Aim of the task
List all lines in the material below that contain "Серия".

Exercise input
_ _ _ _
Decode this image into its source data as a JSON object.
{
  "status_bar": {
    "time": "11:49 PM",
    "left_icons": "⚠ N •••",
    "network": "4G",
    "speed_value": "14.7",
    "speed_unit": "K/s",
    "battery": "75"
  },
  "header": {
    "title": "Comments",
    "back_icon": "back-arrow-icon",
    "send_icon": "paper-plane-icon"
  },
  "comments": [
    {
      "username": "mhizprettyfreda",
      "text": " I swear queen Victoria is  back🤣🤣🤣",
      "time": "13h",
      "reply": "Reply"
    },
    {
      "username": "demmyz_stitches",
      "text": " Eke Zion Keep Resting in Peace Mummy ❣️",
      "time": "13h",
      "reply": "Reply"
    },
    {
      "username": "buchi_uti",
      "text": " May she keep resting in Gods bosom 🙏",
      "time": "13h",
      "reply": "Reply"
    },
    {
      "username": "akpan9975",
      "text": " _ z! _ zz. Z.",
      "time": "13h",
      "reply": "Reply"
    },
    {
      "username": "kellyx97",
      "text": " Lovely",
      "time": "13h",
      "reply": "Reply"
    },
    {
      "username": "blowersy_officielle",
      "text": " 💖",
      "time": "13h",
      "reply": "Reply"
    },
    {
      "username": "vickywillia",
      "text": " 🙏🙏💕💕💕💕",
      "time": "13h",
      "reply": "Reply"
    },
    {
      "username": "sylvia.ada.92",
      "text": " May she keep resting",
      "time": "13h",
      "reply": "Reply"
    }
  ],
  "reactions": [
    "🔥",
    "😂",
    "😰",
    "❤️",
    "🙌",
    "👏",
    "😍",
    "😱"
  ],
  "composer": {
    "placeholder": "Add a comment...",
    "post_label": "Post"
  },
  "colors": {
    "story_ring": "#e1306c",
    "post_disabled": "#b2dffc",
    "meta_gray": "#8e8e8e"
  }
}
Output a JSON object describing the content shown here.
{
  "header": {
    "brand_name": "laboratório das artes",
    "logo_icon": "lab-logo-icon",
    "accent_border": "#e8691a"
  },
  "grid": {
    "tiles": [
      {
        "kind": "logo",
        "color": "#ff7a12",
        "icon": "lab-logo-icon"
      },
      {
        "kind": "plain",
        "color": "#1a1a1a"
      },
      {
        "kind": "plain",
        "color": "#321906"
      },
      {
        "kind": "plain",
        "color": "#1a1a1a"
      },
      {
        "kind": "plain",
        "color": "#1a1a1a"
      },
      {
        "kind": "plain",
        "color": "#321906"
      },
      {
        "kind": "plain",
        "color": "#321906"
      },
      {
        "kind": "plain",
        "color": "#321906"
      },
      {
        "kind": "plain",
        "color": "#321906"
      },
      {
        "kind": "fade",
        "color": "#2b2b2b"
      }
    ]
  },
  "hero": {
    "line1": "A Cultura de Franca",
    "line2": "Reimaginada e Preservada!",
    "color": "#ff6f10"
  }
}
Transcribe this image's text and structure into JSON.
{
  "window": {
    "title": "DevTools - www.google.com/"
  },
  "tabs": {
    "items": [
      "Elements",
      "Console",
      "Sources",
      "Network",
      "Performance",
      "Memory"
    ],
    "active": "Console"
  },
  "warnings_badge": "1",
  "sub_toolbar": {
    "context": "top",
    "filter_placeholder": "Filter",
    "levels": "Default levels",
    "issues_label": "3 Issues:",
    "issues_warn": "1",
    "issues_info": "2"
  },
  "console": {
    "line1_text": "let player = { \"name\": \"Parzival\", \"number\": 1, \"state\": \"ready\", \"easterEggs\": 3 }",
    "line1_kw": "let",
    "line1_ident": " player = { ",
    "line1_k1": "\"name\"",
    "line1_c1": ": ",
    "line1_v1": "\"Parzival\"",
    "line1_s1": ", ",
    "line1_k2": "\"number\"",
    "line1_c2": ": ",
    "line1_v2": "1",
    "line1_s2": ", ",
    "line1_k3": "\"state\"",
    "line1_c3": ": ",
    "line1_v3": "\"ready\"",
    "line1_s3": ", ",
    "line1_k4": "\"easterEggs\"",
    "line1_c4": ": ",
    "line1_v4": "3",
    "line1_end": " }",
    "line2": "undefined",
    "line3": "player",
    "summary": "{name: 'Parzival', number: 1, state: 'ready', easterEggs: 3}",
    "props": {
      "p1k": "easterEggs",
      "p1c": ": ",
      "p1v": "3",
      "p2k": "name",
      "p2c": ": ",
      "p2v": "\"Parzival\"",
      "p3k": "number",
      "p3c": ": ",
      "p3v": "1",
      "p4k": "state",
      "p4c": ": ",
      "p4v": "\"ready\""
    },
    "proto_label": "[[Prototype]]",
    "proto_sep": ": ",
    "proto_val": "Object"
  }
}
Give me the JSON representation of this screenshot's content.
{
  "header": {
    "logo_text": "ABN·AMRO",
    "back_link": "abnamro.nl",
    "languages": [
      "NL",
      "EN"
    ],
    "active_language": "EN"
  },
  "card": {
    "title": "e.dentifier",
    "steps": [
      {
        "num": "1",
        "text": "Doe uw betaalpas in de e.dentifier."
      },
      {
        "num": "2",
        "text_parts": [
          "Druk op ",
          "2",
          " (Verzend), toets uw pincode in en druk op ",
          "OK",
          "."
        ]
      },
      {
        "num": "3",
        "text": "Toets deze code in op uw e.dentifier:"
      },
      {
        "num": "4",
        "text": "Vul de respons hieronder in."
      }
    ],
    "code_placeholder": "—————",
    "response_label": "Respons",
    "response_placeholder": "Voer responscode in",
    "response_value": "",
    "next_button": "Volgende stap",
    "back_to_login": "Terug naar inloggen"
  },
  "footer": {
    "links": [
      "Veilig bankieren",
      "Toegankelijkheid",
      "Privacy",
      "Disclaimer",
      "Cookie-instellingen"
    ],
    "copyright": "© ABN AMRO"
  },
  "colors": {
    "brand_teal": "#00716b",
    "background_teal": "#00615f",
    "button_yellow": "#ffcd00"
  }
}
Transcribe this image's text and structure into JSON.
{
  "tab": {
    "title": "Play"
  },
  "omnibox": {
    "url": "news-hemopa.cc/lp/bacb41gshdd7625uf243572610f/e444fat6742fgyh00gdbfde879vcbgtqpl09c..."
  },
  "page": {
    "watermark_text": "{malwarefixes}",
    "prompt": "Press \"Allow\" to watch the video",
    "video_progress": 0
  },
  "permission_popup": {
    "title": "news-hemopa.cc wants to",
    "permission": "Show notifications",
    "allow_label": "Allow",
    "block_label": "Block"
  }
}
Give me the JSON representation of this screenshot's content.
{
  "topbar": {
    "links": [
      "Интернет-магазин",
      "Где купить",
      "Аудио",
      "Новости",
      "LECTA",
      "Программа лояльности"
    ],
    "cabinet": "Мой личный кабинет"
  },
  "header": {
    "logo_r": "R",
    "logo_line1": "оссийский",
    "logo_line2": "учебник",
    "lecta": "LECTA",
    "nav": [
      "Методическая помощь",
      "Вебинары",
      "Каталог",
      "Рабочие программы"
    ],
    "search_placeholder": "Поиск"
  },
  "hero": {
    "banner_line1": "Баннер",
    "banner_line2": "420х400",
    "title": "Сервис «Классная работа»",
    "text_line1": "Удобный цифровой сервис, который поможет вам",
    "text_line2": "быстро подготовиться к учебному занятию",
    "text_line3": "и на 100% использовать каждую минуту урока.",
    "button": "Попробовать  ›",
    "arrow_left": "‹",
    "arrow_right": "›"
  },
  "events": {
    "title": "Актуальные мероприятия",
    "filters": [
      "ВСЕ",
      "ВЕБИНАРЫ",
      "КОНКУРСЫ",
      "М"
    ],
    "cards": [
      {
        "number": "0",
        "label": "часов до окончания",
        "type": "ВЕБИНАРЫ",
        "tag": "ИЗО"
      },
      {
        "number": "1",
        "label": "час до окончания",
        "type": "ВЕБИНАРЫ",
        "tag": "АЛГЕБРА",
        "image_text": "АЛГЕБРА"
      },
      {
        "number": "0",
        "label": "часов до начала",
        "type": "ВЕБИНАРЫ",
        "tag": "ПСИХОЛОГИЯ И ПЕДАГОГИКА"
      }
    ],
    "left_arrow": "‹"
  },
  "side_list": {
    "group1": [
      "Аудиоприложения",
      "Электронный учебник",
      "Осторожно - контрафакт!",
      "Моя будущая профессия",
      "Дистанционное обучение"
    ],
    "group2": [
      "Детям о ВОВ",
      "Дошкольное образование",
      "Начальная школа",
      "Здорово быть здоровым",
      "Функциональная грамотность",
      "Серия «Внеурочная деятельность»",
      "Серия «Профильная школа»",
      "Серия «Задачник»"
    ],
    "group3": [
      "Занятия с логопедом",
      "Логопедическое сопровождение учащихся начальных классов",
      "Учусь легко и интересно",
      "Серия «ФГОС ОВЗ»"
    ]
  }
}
_ _ _ _
Result for this exercise
      "Серия «Внеурочная деятельность»",
      "Серия «Профильная школа»",
      "Серия «Задачник»"
      "Серия «ФГОС ОВЗ»"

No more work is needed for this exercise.